• [Input rows]
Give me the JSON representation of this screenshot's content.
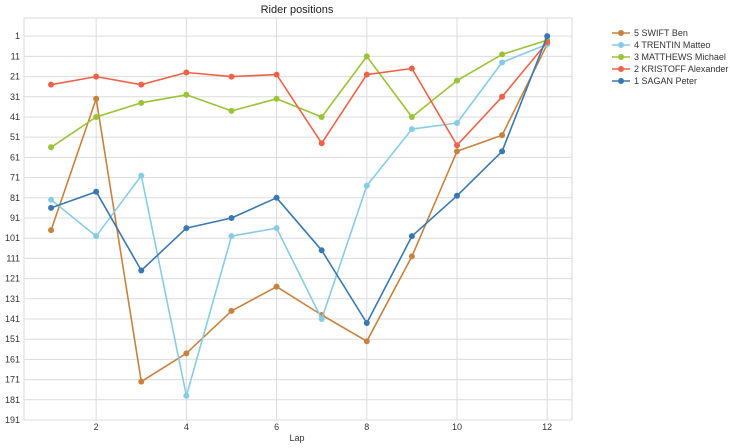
{
  "chart_data": {
    "type": "line",
    "title": "Rider positions",
    "xlabel": "Lap",
    "ylabel": "",
    "y_inverted": true,
    "xlim": [
      0.4,
      12.55
    ],
    "ylim": [
      191,
      -8
    ],
    "xticks": [
      2,
      4,
      6,
      8,
      10,
      12
    ],
    "yticks": [
      1,
      11,
      21,
      31,
      41,
      51,
      61,
      71,
      81,
      91,
      101,
      111,
      121,
      131,
      141,
      151,
      161,
      171,
      181,
      191
    ],
    "grid": true,
    "legend_position": "outside-top-right",
    "x": [
      1,
      2,
      3,
      4,
      5,
      6,
      7,
      8,
      9,
      10,
      11,
      12
    ],
    "series": [
      {
        "name": "5 SWIFT Ben",
        "color": "#c8823e",
        "values": [
          97,
          32,
          172,
          158,
          137,
          125,
          139,
          152,
          110,
          58,
          50,
          5
        ]
      },
      {
        "name": "4 TRENTIN Matteo",
        "color": "#87cce6",
        "values": [
          82,
          100,
          70,
          179,
          100,
          96,
          141,
          75,
          47,
          44,
          14,
          5
        ]
      },
      {
        "name": "3 MATTHEWS Michael",
        "color": "#9ac436",
        "values": [
          56,
          41,
          34,
          30,
          38,
          32,
          41,
          11,
          41,
          23,
          10,
          3
        ]
      },
      {
        "name": "2 KRISTOFF Alexander",
        "color": "#f06248",
        "values": [
          25,
          21,
          25,
          19,
          21,
          20,
          54,
          20,
          17,
          55,
          31,
          4
        ]
      },
      {
        "name": "1 SAGAN Peter",
        "color": "#3a78b2",
        "values": [
          86,
          78,
          117,
          96,
          91,
          81,
          107,
          143,
          100,
          80,
          58,
          1
        ]
      }
    ]
  }
}
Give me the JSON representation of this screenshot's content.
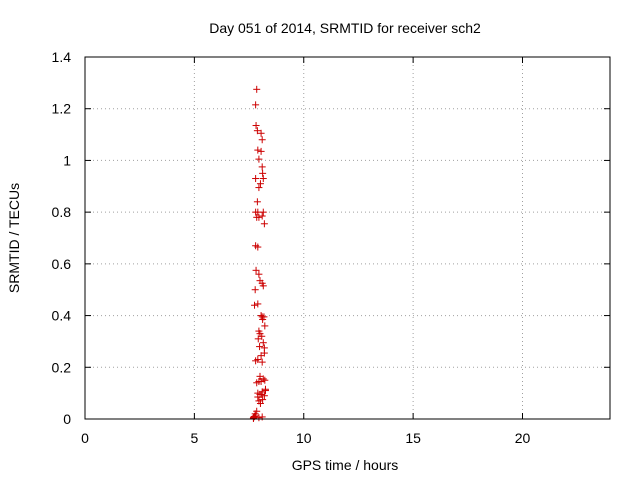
{
  "chart_data": {
    "type": "scatter",
    "title": "Day 051 of 2014, SRMTID for receiver sch2",
    "xlabel": "GPS time / hours",
    "ylabel": "SRMTID / TECUs",
    "xlim": [
      0,
      24
    ],
    "ylim": [
      0,
      1.4
    ],
    "xticks": [
      "0",
      "5",
      "10",
      "15",
      "20"
    ],
    "yticks": [
      "0",
      "0.2",
      "0.4",
      "0.6",
      "0.8",
      "1",
      "1.2",
      "1.4"
    ],
    "grid": true,
    "marker": "+",
    "color": "#cc0000",
    "series": [
      {
        "x": [
          7.85,
          7.8,
          7.82,
          8.05,
          7.88,
          8.1,
          7.9,
          8.05,
          7.95,
          8.1,
          7.8,
          8.12,
          8.02,
          7.95,
          8.15,
          7.8,
          8.1,
          7.85,
          7.9,
          7.88,
          8.15,
          7.95,
          8.2,
          7.8,
          7.9,
          7.82,
          7.95,
          7.78,
          8.0,
          8.1,
          8.15,
          7.9,
          7.75,
          8.05,
          8.18,
          7.95,
          8.1,
          8.12,
          8.22,
          8.0,
          7.92,
          8.08,
          8.15,
          8.2,
          7.98,
          8.05,
          7.9,
          8.2,
          8.1,
          7.8,
          8.0,
          8.22,
          8.15,
          7.85,
          7.95,
          8.05,
          8.25,
          8.0,
          7.9,
          8.1,
          8.2,
          8.12,
          8.02,
          7.95,
          7.9,
          8.08,
          8.25,
          7.7,
          7.72,
          7.75,
          7.8,
          7.95,
          8.1,
          7.7,
          7.78,
          7.85
        ],
        "y": [
          1.275,
          1.215,
          1.135,
          1.105,
          1.115,
          1.08,
          1.04,
          1.035,
          1.005,
          0.975,
          0.93,
          0.95,
          0.91,
          0.895,
          0.93,
          0.8,
          0.785,
          0.78,
          0.8,
          0.84,
          0.8,
          0.78,
          0.755,
          0.67,
          0.665,
          0.575,
          0.56,
          0.5,
          0.535,
          0.525,
          0.515,
          0.445,
          0.44,
          0.4,
          0.395,
          0.34,
          0.395,
          0.385,
          0.36,
          0.33,
          0.31,
          0.32,
          0.295,
          0.275,
          0.28,
          0.245,
          0.23,
          0.255,
          0.22,
          0.225,
          0.165,
          0.15,
          0.155,
          0.14,
          0.145,
          0.145,
          0.115,
          0.095,
          0.1,
          0.105,
          0.09,
          0.075,
          0.06,
          0.07,
          0.085,
          0.095,
          0.11,
          0.005,
          0.008,
          0.01,
          0.012,
          0.005,
          0.008,
          0.002,
          0.02,
          0.03
        ]
      }
    ]
  }
}
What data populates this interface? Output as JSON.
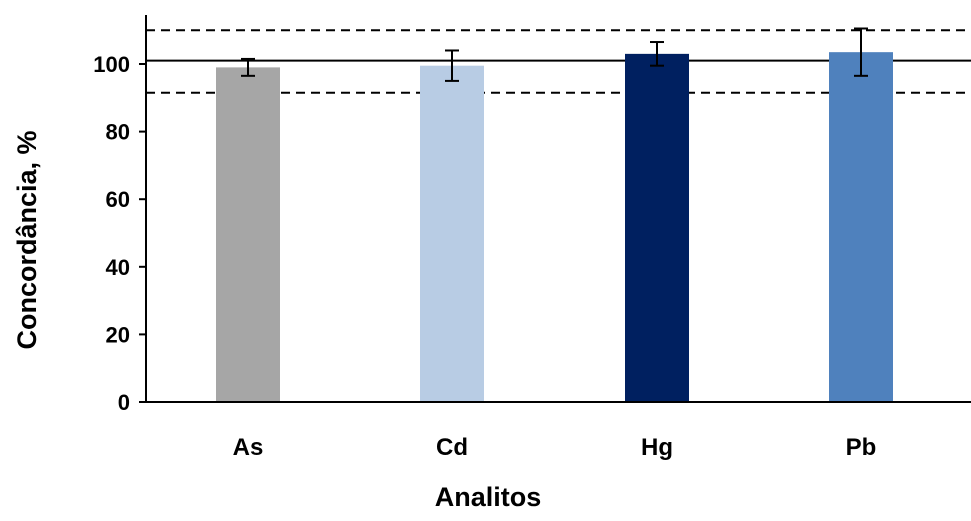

• [Exercise task]
State how many lines of the listing hold the string "SRMTID"; reply with the number and nothing else.

• [Solution below]
2